Goal: Scan the data below. Pull out each line where "domu" occurs.

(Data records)
┄┄┄┄┄┄┄┄┄┄

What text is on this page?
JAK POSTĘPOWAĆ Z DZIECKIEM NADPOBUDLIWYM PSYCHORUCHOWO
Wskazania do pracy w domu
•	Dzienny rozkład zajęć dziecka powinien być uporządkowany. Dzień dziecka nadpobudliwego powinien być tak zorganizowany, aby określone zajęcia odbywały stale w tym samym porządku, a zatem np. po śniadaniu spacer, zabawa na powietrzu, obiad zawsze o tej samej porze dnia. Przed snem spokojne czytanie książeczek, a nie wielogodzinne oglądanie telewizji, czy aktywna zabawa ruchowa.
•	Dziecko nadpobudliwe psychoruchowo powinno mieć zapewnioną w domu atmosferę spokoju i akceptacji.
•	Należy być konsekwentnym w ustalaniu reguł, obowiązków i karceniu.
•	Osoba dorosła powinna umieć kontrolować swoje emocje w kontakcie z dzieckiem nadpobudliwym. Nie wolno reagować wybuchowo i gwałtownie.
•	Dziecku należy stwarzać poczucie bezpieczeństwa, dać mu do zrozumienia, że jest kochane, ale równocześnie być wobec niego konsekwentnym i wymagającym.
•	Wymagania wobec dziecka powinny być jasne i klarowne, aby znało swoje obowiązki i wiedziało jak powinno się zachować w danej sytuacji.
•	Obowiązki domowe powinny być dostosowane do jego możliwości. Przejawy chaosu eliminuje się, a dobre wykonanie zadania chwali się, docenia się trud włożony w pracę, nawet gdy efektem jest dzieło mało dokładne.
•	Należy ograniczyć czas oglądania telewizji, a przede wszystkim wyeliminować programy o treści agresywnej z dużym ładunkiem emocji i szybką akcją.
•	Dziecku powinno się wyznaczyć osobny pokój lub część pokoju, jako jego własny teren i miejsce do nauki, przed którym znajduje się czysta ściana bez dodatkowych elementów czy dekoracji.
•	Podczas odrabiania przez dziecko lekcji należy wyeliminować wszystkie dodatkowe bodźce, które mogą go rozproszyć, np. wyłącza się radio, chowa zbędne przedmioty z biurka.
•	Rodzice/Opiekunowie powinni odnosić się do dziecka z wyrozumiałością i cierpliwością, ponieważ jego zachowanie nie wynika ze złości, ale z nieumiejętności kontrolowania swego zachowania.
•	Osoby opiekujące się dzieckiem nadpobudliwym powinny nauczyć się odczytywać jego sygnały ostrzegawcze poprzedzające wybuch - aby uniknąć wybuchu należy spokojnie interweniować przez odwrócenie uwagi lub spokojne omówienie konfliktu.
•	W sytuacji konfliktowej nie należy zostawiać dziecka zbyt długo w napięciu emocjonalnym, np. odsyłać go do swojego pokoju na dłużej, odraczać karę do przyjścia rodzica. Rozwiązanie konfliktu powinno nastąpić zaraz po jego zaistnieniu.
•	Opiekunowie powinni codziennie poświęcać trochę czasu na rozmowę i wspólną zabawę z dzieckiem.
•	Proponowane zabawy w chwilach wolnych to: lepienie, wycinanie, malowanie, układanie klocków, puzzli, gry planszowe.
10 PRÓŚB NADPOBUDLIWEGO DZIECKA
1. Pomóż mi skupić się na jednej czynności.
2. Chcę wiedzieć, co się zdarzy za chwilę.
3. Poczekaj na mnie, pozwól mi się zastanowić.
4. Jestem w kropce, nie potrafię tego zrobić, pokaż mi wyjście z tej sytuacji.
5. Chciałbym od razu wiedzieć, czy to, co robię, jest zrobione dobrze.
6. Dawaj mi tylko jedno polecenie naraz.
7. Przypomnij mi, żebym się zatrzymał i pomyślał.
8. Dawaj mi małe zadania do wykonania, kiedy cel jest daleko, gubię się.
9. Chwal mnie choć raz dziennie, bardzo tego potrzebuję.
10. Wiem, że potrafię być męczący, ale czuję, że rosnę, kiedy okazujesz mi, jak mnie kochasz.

┄┄┄┄┄┄┄┄┄┄

Solved exercise:
Wskazania do pracy w domu
•	Dziecko nadpobudliwe psychoruchowo powinno mieć zapewnioną w domu atmosferę spokoju i akceptacji.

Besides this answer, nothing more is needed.